(Stored data)
= = = = = = =
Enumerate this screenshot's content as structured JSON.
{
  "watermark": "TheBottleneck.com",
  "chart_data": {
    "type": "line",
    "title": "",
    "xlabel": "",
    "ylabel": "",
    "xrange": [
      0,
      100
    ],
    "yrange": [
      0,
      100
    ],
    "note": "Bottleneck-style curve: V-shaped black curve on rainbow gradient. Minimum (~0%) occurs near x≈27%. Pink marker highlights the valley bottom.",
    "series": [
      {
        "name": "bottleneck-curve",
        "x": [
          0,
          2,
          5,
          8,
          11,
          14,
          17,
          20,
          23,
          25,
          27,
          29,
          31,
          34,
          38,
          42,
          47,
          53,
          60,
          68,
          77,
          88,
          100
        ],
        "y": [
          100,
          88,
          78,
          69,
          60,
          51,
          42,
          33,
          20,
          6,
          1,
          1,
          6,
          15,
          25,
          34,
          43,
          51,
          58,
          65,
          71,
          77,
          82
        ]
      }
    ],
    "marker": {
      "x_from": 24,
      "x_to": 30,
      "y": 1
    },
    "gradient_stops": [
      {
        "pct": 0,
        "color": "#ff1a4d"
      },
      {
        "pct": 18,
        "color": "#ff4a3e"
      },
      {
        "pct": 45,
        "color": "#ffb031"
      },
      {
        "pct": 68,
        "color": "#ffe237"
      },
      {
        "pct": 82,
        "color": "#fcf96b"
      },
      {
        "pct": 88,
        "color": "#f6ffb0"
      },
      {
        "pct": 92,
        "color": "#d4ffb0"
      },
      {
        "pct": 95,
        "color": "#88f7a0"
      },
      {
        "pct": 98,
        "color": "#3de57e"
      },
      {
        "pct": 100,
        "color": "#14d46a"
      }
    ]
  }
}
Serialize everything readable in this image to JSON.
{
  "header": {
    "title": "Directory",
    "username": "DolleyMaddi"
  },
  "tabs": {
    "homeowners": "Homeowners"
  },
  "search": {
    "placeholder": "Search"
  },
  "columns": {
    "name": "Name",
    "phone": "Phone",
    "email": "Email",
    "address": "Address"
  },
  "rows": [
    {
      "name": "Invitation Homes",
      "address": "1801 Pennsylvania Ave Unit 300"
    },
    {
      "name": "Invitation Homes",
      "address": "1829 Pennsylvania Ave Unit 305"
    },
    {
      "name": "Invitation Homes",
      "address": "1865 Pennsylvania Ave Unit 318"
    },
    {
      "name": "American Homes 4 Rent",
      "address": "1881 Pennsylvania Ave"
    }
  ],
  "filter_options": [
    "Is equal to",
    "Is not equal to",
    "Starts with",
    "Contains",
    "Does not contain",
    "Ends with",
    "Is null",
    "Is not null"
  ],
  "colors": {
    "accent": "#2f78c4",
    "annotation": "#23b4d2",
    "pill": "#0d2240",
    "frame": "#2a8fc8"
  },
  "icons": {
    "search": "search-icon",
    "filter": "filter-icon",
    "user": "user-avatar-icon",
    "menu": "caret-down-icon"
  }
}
= = = = = = =
STATED EXERCISE ->
Identify every line above with the string "this" in it. Copy those lines.

FINAL RESULT ->
Enumerate this screenshot's content as structured JSON.
Serialize everything readable in this image to JSON.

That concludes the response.